** START **
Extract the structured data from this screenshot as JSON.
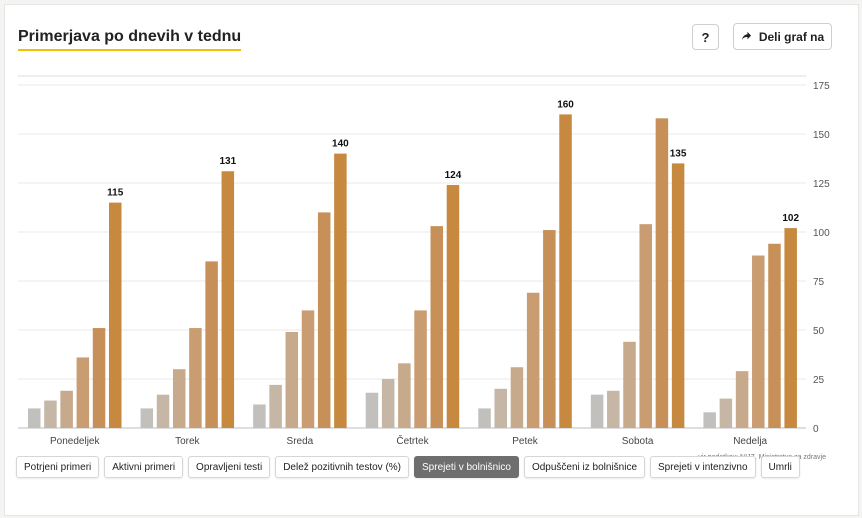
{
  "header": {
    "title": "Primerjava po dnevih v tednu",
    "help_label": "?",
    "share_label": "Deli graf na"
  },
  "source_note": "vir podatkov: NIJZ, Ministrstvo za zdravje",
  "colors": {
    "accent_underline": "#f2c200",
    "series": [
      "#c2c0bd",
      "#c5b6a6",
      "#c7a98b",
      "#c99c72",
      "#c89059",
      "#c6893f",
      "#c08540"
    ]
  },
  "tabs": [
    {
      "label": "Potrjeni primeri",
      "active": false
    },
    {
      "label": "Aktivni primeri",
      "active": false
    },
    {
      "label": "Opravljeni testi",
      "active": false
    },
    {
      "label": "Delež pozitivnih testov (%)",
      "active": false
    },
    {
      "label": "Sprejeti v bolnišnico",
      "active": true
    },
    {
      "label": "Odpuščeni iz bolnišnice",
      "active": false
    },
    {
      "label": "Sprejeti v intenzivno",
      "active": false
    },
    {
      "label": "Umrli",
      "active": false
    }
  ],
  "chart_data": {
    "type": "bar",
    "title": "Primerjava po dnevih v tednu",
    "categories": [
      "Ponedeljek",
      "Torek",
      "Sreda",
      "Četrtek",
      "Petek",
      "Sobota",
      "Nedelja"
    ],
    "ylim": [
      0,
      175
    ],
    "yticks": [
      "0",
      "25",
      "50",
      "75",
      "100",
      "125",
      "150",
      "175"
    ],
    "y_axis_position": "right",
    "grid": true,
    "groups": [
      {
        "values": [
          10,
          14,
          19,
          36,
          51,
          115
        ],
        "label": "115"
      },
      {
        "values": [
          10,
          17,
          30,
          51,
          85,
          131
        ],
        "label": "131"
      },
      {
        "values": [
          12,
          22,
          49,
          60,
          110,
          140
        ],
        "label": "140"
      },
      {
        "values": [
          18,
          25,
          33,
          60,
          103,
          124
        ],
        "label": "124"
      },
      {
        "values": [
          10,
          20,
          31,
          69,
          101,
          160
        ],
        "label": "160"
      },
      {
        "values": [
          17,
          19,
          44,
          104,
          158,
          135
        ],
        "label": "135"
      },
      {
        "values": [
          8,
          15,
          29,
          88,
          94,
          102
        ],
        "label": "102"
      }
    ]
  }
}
** END **
* _INSTRUCTIONS TO FOLLOW_
Quote everything in the listing above exactly; pictures are the only thing to omit.

* _RESULT FOR THIS TASK_
Extract the structured data from this screenshot as JSON.
{
  "header": {
    "title": "Primerjava po dnevih v tednu",
    "help_label": "?",
    "share_label": "Deli graf na"
  },
  "source_note": "vir podatkov: NIJZ, Ministrstvo za zdravje",
  "colors": {
    "accent_underline": "#f2c200",
    "series": [
      "#c2c0bd",
      "#c5b6a6",
      "#c7a98b",
      "#c99c72",
      "#c89059",
      "#c6893f",
      "#c08540"
    ]
  },
  "tabs": [
    {
      "label": "Potrjeni primeri",
      "active": false
    },
    {
      "label": "Aktivni primeri",
      "active": false
    },
    {
      "label": "Opravljeni testi",
      "active": false
    },
    {
      "label": "Delež pozitivnih testov (%)",
      "active": false
    },
    {
      "label": "Sprejeti v bolnišnico",
      "active": true
    },
    {
      "label": "Odpuščeni iz bolnišnice",
      "active": false
    },
    {
      "label": "Sprejeti v intenzivno",
      "active": false
    },
    {
      "label": "Umrli",
      "active": false
    }
  ],
  "chart_data": {
    "type": "bar",
    "title": "Primerjava po dnevih v tednu",
    "categories": [
      "Ponedeljek",
      "Torek",
      "Sreda",
      "Četrtek",
      "Petek",
      "Sobota",
      "Nedelja"
    ],
    "ylim": [
      0,
      175
    ],
    "yticks": [
      "0",
      "25",
      "50",
      "75",
      "100",
      "125",
      "150",
      "175"
    ],
    "y_axis_position": "right",
    "grid": true,
    "groups": [
      {
        "values": [
          10,
          14,
          19,
          36,
          51,
          115
        ],
        "label": "115"
      },
      {
        "values": [
          10,
          17,
          30,
          51,
          85,
          131
        ],
        "label": "131"
      },
      {
        "values": [
          12,
          22,
          49,
          60,
          110,
          140
        ],
        "label": "140"
      },
      {
        "values": [
          18,
          25,
          33,
          60,
          103,
          124
        ],
        "label": "124"
      },
      {
        "values": [
          10,
          20,
          31,
          69,
          101,
          160
        ],
        "label": "160"
      },
      {
        "values": [
          17,
          19,
          44,
          104,
          158,
          135
        ],
        "label": "135"
      },
      {
        "values": [
          8,
          15,
          29,
          88,
          94,
          102
        ],
        "label": "102"
      }
    ]
  }
}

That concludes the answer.